-- begin EXERCISE INPUTS --
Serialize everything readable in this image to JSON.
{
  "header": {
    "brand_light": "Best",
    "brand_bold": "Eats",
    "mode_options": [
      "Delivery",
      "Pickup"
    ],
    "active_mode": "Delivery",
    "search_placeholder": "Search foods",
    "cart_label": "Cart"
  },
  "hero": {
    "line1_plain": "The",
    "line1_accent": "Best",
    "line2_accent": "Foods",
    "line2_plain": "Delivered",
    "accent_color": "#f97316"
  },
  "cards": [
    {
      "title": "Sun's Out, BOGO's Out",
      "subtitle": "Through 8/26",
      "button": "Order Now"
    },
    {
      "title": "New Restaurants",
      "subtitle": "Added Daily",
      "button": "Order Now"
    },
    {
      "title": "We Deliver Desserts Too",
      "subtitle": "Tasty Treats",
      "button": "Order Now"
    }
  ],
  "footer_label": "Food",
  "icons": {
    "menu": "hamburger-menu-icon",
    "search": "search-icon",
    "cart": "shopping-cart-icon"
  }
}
-- end EXERCISE INPUTS --
■ PROBLEM TO WORK ON:
Return all of the data precisely as it appears.

■ SOLVED EXERCISE:
Serialize everything readable in this image to JSON.
{
  "header": {
    "brand_light": "Best",
    "brand_bold": "Eats",
    "mode_options": [
      "Delivery",
      "Pickup"
    ],
    "active_mode": "Delivery",
    "search_placeholder": "Search foods",
    "cart_label": "Cart"
  },
  "hero": {
    "line1_plain": "The",
    "line1_accent": "Best",
    "line2_accent": "Foods",
    "line2_plain": "Delivered",
    "accent_color": "#f97316"
  },
  "cards": [
    {
      "title": "Sun's Out, BOGO's Out",
      "subtitle": "Through 8/26",
      "button": "Order Now"
    },
    {
      "title": "New Restaurants",
      "subtitle": "Added Daily",
      "button": "Order Now"
    },
    {
      "title": "We Deliver Desserts Too",
      "subtitle": "Tasty Treats",
      "button": "Order Now"
    }
  ],
  "footer_label": "Food",
  "icons": {
    "menu": "hamburger-menu-icon",
    "search": "search-icon",
    "cart": "shopping-cart-icon"
  }
}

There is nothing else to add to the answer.